Direction: Reproduce verbatim the final portion of the material below, from the line containing "Enumerate this screenshot's" through its last line, and nothing else.

....

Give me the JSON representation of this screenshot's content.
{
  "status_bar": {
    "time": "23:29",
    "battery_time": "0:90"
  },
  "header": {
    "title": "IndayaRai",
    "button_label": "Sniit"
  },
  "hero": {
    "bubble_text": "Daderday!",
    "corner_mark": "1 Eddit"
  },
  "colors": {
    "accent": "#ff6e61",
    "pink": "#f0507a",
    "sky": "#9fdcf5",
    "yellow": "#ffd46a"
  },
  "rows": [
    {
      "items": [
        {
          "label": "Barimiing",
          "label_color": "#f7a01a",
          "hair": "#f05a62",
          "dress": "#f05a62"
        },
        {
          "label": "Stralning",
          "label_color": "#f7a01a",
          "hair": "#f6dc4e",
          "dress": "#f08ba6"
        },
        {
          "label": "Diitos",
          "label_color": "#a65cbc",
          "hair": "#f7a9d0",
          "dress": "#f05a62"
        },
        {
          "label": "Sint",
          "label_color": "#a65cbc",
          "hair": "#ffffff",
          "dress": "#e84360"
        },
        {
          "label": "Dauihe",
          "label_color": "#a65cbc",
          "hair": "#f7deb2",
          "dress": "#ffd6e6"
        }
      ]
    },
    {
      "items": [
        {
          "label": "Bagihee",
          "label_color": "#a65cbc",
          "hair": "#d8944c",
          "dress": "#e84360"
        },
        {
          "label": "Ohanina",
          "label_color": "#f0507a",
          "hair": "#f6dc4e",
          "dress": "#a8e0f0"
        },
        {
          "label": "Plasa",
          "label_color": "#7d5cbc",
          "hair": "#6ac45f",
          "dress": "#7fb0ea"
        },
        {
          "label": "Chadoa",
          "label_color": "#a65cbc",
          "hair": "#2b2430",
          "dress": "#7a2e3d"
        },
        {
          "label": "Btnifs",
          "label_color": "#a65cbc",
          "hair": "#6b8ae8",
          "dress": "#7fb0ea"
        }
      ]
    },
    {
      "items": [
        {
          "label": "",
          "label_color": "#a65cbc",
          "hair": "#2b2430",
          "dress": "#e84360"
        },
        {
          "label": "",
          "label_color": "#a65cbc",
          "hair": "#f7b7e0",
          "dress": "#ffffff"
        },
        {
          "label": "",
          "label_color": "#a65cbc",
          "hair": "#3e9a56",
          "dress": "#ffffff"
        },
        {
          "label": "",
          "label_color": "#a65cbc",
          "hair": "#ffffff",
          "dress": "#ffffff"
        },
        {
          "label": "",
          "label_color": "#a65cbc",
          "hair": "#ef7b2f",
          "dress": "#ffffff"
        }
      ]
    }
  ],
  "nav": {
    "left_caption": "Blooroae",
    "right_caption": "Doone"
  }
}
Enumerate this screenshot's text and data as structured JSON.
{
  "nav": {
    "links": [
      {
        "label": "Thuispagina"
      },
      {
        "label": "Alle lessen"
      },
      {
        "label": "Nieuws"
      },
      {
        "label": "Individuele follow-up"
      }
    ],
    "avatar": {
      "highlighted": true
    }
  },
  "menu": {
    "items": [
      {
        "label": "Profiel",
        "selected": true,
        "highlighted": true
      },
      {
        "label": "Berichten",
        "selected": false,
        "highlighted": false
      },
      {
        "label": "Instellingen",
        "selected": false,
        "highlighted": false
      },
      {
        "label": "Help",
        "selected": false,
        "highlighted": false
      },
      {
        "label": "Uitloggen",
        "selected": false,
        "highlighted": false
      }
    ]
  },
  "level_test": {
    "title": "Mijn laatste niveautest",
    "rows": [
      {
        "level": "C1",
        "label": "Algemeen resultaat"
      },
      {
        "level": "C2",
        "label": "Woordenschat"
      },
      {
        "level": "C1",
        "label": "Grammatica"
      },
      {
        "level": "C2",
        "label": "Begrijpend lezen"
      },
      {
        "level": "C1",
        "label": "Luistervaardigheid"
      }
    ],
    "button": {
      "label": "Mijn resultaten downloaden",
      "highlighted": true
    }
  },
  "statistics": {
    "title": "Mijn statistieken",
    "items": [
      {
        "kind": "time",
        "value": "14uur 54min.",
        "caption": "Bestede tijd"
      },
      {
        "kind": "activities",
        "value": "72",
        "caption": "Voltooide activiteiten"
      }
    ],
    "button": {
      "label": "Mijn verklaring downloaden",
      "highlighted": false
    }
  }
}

....

Reply:
Enumerate this screenshot's text and data as structured JSON.
{
  "nav": {
    "links": [
      {
        "label": "Thuispagina"
      },
      {
        "label": "Alle lessen"
      },
      {
        "label": "Nieuws"
      },
      {
        "label": "Individuele follow-up"
      }
    ],
    "avatar": {
      "highlighted": true
    }
  },
  "menu": {
    "items": [
      {
        "label": "Profiel",
        "selected": true,
        "highlighted": true
      },
      {
        "label": "Berichten",
        "selected": false,
        "highlighted": false
      },
      {
        "label": "Instellingen",
        "selected": false,
        "highlighted": false
      },
      {
        "label": "Help",
        "selected": false,
        "highlighted": false
      },
      {
        "label": "Uitloggen",
        "selected": false,
        "highlighted": false
      }
    ]
  },
  "level_test": {
    "title": "Mijn laatste niveautest",
    "rows": [
      {
        "level": "C1",
        "label": "Algemeen resultaat"
      },
      {
        "level": "C2",
        "label": "Woordenschat"
      },
      {
        "level": "C1",
        "label": "Grammatica"
      },
      {
        "level": "C2",
        "label": "Begrijpend lezen"
      },
      {
        "level": "C1",
        "label": "Luistervaardigheid"
      }
    ],
    "button": {
      "label": "Mijn resultaten downloaden",
      "highlighted": true
    }
  },
  "statistics": {
    "title": "Mijn statistieken",
    "items": [
      {
        "kind": "time",
        "value": "14uur 54min.",
        "caption": "Bestede tijd"
      },
      {
        "kind": "activities",
        "value": "72",
        "caption": "Voltooide activiteiten"
      }
    ],
    "button": {
      "label": "Mijn verklaring downloaden",
      "highlighted": false
    }
  }
}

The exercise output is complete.